The Company operates in the discount retail merchandise business, which is highly competitive with respect to price, store location, merchandise quality, assortment and presentation, in-stock consistency, and customer service. The Company competes with discount stores and with many other retailers, including mass merchandise, grocery, drug, convenience, variety and other specialty stores. These other retail companies operate stores in many of the areas where the Company operates and many of them engage in extensive advertising and marketing efforts. The Company’s direct competitors in the dollar store retail category include Family Dollar, Dollar Tree, Fred’s and various local, independent operators. Competitors from other retail categories include Wal-Mart and Walgreens, among others. Certain of the Company’s competitors have greater financial, distribution, marketing and other resources than the Company.

The dollar store category differentiates itself from other forms of retailing by offering consistently low prices in a convenient, small-store format. The Company believes that its prices are competitive due in part to its low cost operating structure and the relatively limited assortment of products offered. Historically, labor and marketing expenses have been minimized by fewer price points, relying on simple merchandise presentation, and limited marketing efforts. The Company attempts to locate primarily in second-tier locations, either in small towns or in the neighborhoods of more densely populated areas where occupancy expenses are relatively low. The Company maintains a strong purchasing power position due to its leadership position in the dollar store retail category, which centers on a focused assortment of merchandise.

Trademarks

The Company, through its affiliate, Dollar General Merchandising, Inc., has registered with the United States Patent and Trademark Office the trademarks Dollar General®, Dollar General Market®, Clover Valley®, American Value®, DG Guarantee® and the Dollar General price point designs, along with certain other trademarks. The Company attempts to obtain registration of its trademarks whenever possible and to pursue vigorously any infringement of those marks.

Available Information

The Company’s website address is www.dollargeneral.com . The Company makes available through this address, without charge, its annual report on Form 10-K, quarterly reports on Form 10-Q, current reports on Form 8-K and amendments to those reports filed or furnished pursuant to Section 13(a) or 15(d) of the Exchange Act as soon as reasonably practicable after they are electronically filed or furnished to the Securities and Exchange Commission (“SEC”).

ITEM 1A.

RISK FACTORS

The Company encourages investors to carefully consider the risks described below and other information contained in this document when considering an investment decision with respect to Dollar General’s securities. Additional risks and uncertainties not presently known to management, or that management currently deems immaterial, may also impair the Company’s business operations. Any of the events discussed in the risk factors below may occur. If one or more of these events do occur, business, results of operations or financial condition could be materially adversely affected. In that instance, the trading price of Dollar General securities could decline, and investors might lose all or part of their investment.

The Company’s business is moderately seasonal with the highest portion of sales occurring during the fourth quarter. Adverse events during the fourth quarter could, therefore, materially affect the Company’s financial statements as a whole . The Company realizes a significant portion of its net sales and net income during the Christmas selling season in the fourth quarter. In anticipation of this holiday, the Company purchases substantial amounts of seasonal inventory and hires many temporary employees. A seasonal merchandise inventory imbalance could result if for any reason the Company’s net sales during the Christmas selling season were to fall below seasonal norms. If such an imbalance were to occur, more markdowns than anticipated might be required to minimize the imbalance. The Company’s profitability and operating results could be adversely affected by unanticipated markdowns and by lower than anticipated sales. Lower than anticipated sales in the Christmas selling season would also negatively impact the Company’s ability to leverage the increased labor costs.

■ Exercise requirements:
1. Summarize the Dollar General excerpt above in two sentences.
2. From the Dollar General excerpt above, copy the passage from the words "The Company encourages" up to and including the words "of their investment.".

■ Material:
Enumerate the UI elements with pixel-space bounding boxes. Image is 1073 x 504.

■ Solutions in order:
1. Dollar General competes in the highly competitive discount retail business against dollar stores such as Family Dollar and Dollar Tree and against other retailers such as Wal-Mart and Walgreens. It relies on low prices, a small-store format, a low-cost operating structure and low-occupancy-cost second-tier locations, and it warns that its business depends heavily on fourth-quarter Christmas sales, where a shortfall could force markdowns and hurt profitability.

2.
The Company encourages investors to carefully consider the risks described below and other information contained in this document when considering an investment decision with respect to Dollar General’s securities. Additional risks and uncertainties not presently known to management, or that management currently deems immaterial, may also impair the Company’s business operations. Any of the events discussed in the risk factors below may occur. If one or more of these events do occur, business, results of operations or financial condition could be materially adversely affected. In that instance, the trading price of Dollar General securities could decline, and investors might lose all or part of their investment.